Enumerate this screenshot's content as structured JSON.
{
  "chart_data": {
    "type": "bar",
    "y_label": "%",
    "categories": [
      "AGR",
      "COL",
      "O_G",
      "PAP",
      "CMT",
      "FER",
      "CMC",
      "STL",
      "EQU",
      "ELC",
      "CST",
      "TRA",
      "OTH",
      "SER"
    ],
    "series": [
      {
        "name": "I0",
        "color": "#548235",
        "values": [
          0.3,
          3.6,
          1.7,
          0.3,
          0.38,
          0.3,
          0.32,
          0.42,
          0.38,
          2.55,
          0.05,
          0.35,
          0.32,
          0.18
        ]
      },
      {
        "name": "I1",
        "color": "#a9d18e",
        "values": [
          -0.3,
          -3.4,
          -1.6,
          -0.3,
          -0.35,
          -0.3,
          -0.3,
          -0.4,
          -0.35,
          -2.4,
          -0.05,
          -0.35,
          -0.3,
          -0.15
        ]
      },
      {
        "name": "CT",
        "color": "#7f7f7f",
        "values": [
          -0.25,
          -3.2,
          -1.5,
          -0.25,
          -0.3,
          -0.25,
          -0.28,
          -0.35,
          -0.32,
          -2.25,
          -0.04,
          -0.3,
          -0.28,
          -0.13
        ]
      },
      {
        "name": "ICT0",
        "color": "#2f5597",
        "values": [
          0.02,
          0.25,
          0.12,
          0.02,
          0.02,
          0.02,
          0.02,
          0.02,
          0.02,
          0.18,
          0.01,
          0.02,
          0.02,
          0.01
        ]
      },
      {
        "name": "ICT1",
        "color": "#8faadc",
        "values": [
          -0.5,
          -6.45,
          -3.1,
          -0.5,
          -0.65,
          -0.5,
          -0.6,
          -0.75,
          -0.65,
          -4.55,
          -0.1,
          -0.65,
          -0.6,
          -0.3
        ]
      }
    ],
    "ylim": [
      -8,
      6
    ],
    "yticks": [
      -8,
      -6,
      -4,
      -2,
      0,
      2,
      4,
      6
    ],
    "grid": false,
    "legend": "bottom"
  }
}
**********
**Instruction**
Recopy the entries above exactly, with every line included.

**Solution to the problem**
Enumerate this screenshot's content as structured JSON.
{
  "chart_data": {
    "type": "bar",
    "y_label": "%",
    "categories": [
      "AGR",
      "COL",
      "O_G",
      "PAP",
      "CMT",
      "FER",
      "CMC",
      "STL",
      "EQU",
      "ELC",
      "CST",
      "TRA",
      "OTH",
      "SER"
    ],
    "series": [
      {
        "name": "I0",
        "color": "#548235",
        "values": [
          0.3,
          3.6,
          1.7,
          0.3,
          0.38,
          0.3,
          0.32,
          0.42,
          0.38,
          2.55,
          0.05,
          0.35,
          0.32,
          0.18
        ]
      },
      {
        "name": "I1",
        "color": "#a9d18e",
        "values": [
          -0.3,
          -3.4,
          -1.6,
          -0.3,
          -0.35,
          -0.3,
          -0.3,
          -0.4,
          -0.35,
          -2.4,
          -0.05,
          -0.35,
          -0.3,
          -0.15
        ]
      },
      {
        "name": "CT",
        "color": "#7f7f7f",
        "values": [
          -0.25,
          -3.2,
          -1.5,
          -0.25,
          -0.3,
          -0.25,
          -0.28,
          -0.35,
          -0.32,
          -2.25,
          -0.04,
          -0.3,
          -0.28,
          -0.13
        ]
      },
      {
        "name": "ICT0",
        "color": "#2f5597",
        "values": [
          0.02,
          0.25,
          0.12,
          0.02,
          0.02,
          0.02,
          0.02,
          0.02,
          0.02,
          0.18,
          0.01,
          0.02,
          0.02,
          0.01
        ]
      },
      {
        "name": "ICT1",
        "color": "#8faadc",
        "values": [
          -0.5,
          -6.45,
          -3.1,
          -0.5,
          -0.65,
          -0.5,
          -0.6,
          -0.75,
          -0.65,
          -4.55,
          -0.1,
          -0.65,
          -0.6,
          -0.3
        ]
      }
    ],
    "ylim": [
      -8,
      6
    ],
    "yticks": [
      -8,
      -6,
      -4,
      -2,
      0,
      2,
      4,
      6
    ],
    "grid": false,
    "legend": "bottom"
  }
}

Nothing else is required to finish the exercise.